→ **WORK REQUIRED**
Transcribe the records that follow in their entirety, omitting any pictures.

-- start of RECORDS SUPPLIED --

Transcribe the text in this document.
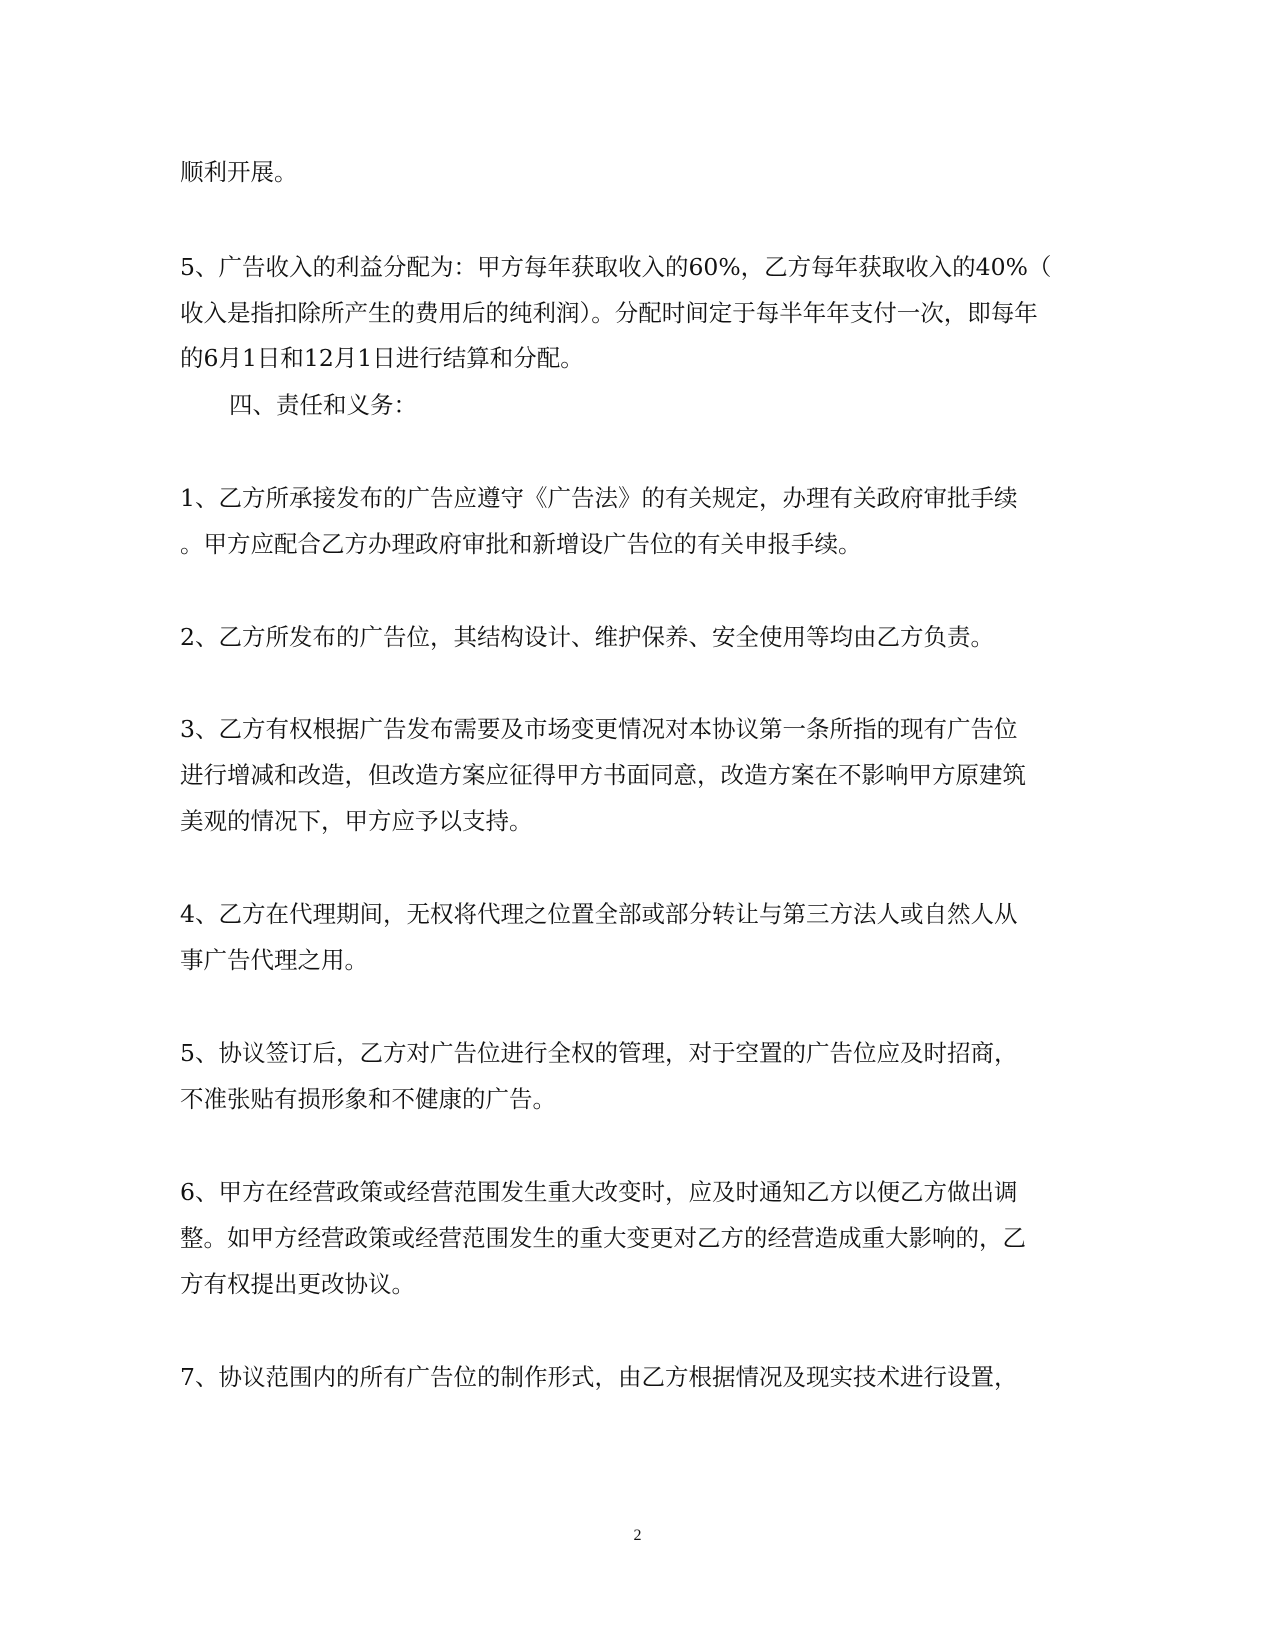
顺利开展。
5、广告收入的利益分配为：甲方每年获取收入的60%，乙方每年获取收入的40%（
收入是指扣除所产生的费用后的纯利润）。分配时间定于每半年年支付一次，即每年
的6月1日和12月1日进行结算和分配。
四、责任和义务：
1、乙方所承接发布的广告应遵守《广告法》的有关规定，办理有关政府审批手续
。甲方应配合乙方办理政府审批和新增设广告位的有关申报手续。
2、乙方所发布的广告位，其结构设计、维护保养、安全使用等均由乙方负责。
3、乙方有权根据广告发布需要及市场变更情况对本协议第一条所指的现有广告位
进行增减和改造，但改造方案应征得甲方书面同意，改造方案在不影响甲方原建筑
美观的情况下，甲方应予以支持。
4、乙方在代理期间，无权将代理之位置全部或部分转让与第三方法人或自然人从
事广告代理之用。
5、协议签订后，乙方对广告位进行全权的管理，对于空置的广告位应及时招商，
不准张贴有损形象和不健康的广告。
6、甲方在经营政策或经营范围发生重大改变时，应及时通知乙方以便乙方做出调
整。如甲方经营政策或经营范围发生的重大变更对乙方的经营造成重大影响的，乙
方有权提出更改协议。
7、协议范围内的所有广告位的制作形式，由乙方根据情况及现实技术进行设置，
2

-- end of RECORDS SUPPLIED --

→ **REPLY**
Transcribe the text in this document.
顺利开展。
5、广告收入的利益分配为：甲方每年获取收入的60%，乙方每年获取收入的40%（
收入是指扣除所产生的费用后的纯利润）。分配时间定于每半年年支付一次，即每年
的6月1日和12月1日进行结算和分配。
四、责任和义务：
1、乙方所承接发布的广告应遵守《广告法》的有关规定，办理有关政府审批手续
。甲方应配合乙方办理政府审批和新增设广告位的有关申报手续。
2、乙方所发布的广告位，其结构设计、维护保养、安全使用等均由乙方负责。
3、乙方有权根据广告发布需要及市场变更情况对本协议第一条所指的现有广告位
进行增减和改造，但改造方案应征得甲方书面同意，改造方案在不影响甲方原建筑
美观的情况下，甲方应予以支持。
4、乙方在代理期间，无权将代理之位置全部或部分转让与第三方法人或自然人从
事广告代理之用。
5、协议签订后，乙方对广告位进行全权的管理，对于空置的广告位应及时招商，
不准张贴有损形象和不健康的广告。
6、甲方在经营政策或经营范围发生重大改变时，应及时通知乙方以便乙方做出调
整。如甲方经营政策或经营范围发生的重大变更对乙方的经营造成重大影响的，乙
方有权提出更改协议。
7、协议范围内的所有广告位的制作形式，由乙方根据情况及现实技术进行设置，
2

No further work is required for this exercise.